(TASK STATEMENT):
Check each line of the records for "object"; collect those that have it.

==================================================

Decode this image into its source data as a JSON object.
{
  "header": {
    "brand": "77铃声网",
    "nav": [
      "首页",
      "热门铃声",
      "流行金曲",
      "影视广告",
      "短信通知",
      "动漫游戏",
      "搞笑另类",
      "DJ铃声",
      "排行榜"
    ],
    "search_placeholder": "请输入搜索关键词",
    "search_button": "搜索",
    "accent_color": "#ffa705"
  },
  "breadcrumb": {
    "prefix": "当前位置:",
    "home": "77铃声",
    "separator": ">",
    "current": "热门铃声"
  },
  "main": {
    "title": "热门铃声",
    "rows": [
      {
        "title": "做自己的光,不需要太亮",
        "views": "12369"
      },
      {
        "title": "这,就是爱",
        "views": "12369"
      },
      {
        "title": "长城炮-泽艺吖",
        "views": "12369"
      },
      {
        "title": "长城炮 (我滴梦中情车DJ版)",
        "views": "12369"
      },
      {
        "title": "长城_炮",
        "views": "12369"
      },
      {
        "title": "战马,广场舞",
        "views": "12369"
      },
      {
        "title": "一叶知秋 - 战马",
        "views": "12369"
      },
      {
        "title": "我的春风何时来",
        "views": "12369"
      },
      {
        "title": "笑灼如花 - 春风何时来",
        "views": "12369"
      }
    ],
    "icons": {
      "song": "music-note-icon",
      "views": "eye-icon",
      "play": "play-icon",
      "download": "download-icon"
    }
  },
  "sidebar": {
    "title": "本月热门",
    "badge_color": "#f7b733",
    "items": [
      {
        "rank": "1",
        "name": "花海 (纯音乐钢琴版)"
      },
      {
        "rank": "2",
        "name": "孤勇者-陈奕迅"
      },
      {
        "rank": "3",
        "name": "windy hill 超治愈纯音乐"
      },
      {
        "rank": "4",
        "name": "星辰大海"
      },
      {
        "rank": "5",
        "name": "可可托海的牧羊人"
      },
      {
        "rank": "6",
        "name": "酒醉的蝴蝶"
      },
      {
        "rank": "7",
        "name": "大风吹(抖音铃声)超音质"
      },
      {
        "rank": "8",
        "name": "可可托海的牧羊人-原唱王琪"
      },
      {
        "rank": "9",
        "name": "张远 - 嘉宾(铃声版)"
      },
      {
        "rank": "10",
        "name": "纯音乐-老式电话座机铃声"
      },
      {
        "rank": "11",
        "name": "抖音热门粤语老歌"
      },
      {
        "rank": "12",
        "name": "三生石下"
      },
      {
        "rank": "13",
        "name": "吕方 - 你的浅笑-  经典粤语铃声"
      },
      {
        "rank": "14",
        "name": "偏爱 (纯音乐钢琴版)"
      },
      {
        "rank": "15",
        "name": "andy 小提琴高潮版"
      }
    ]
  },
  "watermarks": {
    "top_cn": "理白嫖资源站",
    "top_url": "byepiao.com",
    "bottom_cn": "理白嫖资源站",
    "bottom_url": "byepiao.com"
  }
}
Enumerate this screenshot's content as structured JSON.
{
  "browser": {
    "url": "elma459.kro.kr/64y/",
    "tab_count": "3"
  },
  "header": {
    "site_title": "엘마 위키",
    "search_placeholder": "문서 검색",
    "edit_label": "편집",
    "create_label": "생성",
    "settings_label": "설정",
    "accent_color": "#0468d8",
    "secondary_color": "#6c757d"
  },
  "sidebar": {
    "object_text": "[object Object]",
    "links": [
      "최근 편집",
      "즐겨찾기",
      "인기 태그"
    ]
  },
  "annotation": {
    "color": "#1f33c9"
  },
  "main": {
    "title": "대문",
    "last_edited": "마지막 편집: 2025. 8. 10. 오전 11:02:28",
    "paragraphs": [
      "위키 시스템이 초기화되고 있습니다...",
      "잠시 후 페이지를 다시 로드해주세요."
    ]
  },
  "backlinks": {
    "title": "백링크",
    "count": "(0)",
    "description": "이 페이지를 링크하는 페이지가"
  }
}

==================================================

(SOLUTION TO THIS PROBLEM):
Decode this image into its source data as a JSON object.
    "object_text": "[object Object]",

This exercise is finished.